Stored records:
— begin —

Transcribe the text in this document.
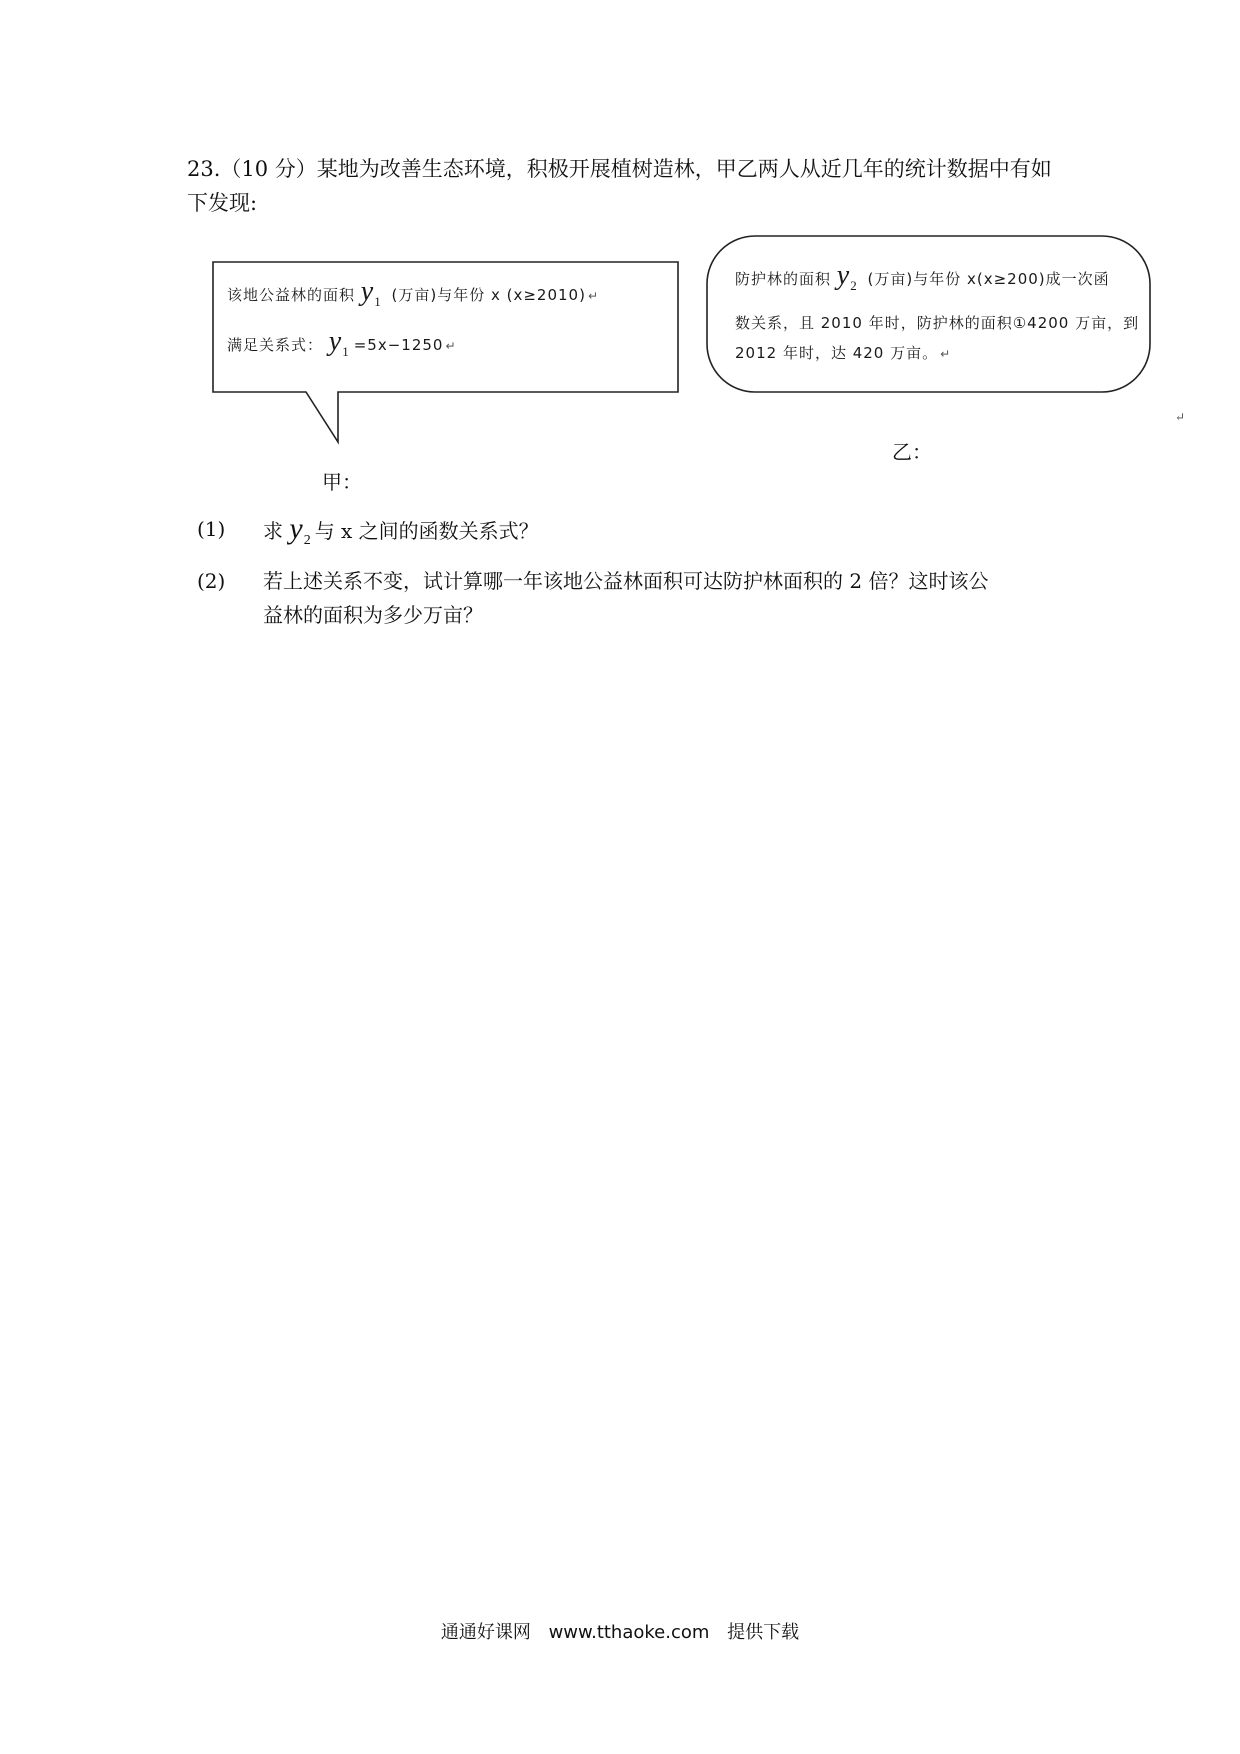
23.（10 分）某地为改善生态环境，积极开展植树造林，甲乙两人从近几年的统计数据中有如下发现:
该地公益林的面积 y1 (万亩)与年份 x (x≥2010) ↵
满足关系式： y1 =5x−1250 ↵
防护林的面积 y2 (万亩)与年份 x(x≥200)成一次函
数关系，且 2010 年时，防护林的面积①4200 万亩，到
2012 年时，达 420 万亩。 ↵
↵
乙：
甲：
(1) 求 $y_2$ 与 x 之间的函数关系式？
(2) 若上述关系不变，试计算哪一年该地公益林面积可达防护林面积的 2 倍？这时该公
益林的面积为多少万亩？
通通好课网 www.tthaoke.com 提供下载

— end —

### REQUIREMENT
Omit every picture while copying the listing above exactly.

### EXERCISE SOLUTION
Transcribe the text in this document.
23.（10 分）某地为改善生态环境，积极开展植树造林，甲乙两人从近几年的统计数据中有如下发现:
该地公益林的面积 y1 (万亩)与年份 x (x≥2010) ↵
满足关系式： y1 =5x−1250 ↵
防护林的面积 y2 (万亩)与年份 x(x≥200)成一次函
数关系，且 2010 年时，防护林的面积①4200 万亩，到
2012 年时，达 420 万亩。 ↵
↵
乙：
甲：
(1) 求 $y_2$ 与 x 之间的函数关系式？
(2) 若上述关系不变，试计算哪一年该地公益林面积可达防护林面积的 2 倍？这时该公
益林的面积为多少万亩？
通通好课网 www.tthaoke.com 提供下载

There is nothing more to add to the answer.